• Aim:
From the listing below, pull out every line where the string "JSON" appears.

::::::::

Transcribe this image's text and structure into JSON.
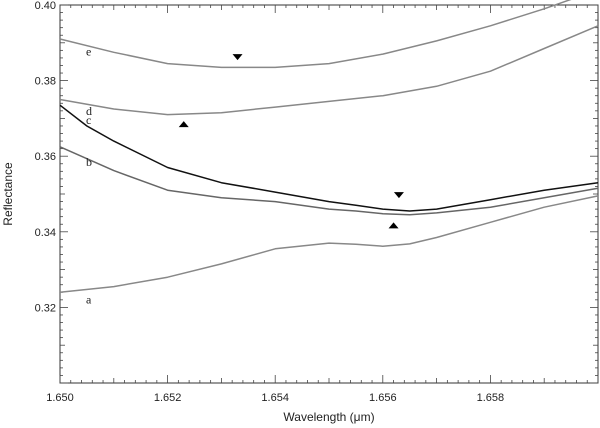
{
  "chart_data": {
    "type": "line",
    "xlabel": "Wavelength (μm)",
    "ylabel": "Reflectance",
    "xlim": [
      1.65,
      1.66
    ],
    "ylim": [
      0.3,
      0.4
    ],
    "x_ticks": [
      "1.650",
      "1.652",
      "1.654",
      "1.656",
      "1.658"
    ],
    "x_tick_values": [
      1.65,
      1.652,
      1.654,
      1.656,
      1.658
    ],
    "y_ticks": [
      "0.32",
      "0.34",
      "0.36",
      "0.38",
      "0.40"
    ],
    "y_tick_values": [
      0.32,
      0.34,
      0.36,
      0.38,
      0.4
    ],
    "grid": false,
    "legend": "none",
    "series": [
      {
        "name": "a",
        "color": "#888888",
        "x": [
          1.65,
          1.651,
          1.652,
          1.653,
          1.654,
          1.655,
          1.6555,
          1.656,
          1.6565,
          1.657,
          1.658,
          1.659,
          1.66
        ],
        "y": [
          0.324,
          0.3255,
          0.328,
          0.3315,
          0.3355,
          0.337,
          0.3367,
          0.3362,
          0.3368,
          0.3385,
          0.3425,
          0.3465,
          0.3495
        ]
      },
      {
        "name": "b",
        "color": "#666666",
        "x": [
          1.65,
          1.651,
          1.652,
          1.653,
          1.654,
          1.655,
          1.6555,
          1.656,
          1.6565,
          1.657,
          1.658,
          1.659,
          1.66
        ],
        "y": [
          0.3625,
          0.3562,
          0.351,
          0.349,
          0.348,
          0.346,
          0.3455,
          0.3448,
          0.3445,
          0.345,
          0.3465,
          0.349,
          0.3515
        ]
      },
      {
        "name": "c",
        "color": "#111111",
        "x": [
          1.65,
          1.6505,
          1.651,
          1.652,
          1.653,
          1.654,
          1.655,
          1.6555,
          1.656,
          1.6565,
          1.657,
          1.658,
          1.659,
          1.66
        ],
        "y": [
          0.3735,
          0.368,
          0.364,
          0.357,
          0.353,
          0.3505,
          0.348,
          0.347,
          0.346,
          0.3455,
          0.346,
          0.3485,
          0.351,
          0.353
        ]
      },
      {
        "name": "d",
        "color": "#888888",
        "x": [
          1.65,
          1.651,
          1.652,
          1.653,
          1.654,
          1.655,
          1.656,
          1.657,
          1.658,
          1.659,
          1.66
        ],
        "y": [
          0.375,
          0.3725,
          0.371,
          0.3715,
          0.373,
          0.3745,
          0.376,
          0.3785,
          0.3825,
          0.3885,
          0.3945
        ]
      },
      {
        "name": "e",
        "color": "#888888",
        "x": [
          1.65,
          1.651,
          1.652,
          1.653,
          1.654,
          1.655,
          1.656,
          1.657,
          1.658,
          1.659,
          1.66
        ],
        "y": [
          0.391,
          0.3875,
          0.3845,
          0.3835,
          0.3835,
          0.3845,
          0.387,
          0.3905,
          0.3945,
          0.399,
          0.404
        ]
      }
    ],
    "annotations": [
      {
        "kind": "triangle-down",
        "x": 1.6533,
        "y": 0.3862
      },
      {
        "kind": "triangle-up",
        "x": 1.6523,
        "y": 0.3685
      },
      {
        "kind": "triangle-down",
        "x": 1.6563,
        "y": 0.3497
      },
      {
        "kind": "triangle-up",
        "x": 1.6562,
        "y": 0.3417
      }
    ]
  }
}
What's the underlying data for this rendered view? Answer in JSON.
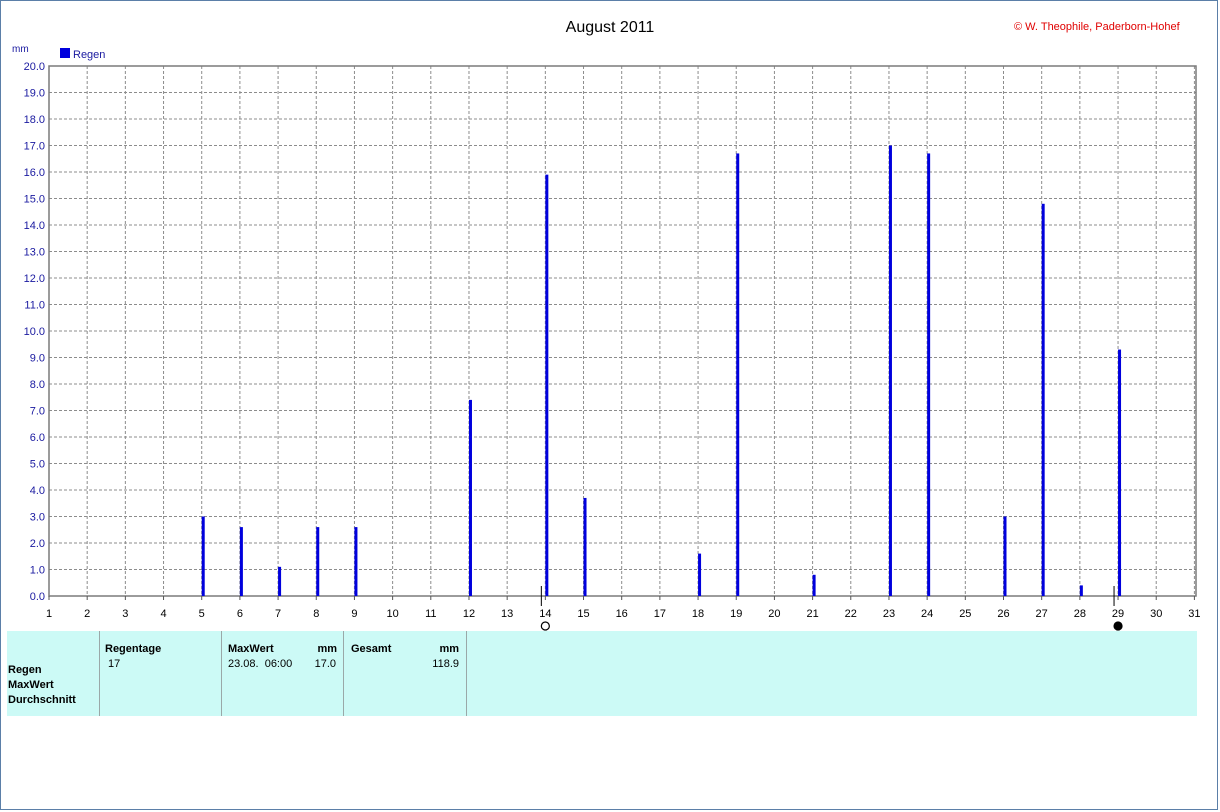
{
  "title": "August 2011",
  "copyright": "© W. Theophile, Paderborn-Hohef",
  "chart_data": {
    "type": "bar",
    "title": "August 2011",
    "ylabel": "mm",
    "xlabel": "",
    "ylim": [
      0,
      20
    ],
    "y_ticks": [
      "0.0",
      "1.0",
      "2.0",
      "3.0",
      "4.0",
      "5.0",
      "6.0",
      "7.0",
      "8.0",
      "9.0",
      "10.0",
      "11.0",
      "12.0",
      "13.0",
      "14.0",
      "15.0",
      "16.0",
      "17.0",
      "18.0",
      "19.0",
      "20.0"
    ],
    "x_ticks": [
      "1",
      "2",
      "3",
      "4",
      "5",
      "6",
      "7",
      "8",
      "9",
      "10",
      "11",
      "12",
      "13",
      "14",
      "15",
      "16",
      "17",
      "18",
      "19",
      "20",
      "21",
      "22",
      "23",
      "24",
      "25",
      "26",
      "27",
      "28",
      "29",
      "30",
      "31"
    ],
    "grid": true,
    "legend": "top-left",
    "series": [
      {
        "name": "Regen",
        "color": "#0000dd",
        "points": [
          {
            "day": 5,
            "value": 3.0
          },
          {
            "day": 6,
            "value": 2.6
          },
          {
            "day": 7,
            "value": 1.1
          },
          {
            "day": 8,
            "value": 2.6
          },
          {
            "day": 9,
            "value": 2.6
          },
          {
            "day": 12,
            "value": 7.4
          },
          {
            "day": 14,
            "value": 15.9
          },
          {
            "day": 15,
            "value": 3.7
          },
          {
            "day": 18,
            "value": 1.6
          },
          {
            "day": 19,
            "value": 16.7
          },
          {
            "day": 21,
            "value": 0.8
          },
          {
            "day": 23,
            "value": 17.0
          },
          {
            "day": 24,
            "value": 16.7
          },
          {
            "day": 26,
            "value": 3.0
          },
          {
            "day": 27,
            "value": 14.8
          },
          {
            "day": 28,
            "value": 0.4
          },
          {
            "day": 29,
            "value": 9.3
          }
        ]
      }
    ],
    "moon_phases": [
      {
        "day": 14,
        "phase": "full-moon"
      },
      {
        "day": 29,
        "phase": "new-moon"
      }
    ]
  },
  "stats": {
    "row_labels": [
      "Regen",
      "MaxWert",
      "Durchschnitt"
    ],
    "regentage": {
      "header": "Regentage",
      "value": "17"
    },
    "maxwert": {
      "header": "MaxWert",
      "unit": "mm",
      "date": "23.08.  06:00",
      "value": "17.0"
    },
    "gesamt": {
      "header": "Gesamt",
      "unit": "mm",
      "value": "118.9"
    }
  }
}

::::::::

• The answer:
Transcribe this image's text and structure into JSON.
What's the underlying data for this rendered view? Answer in JSON.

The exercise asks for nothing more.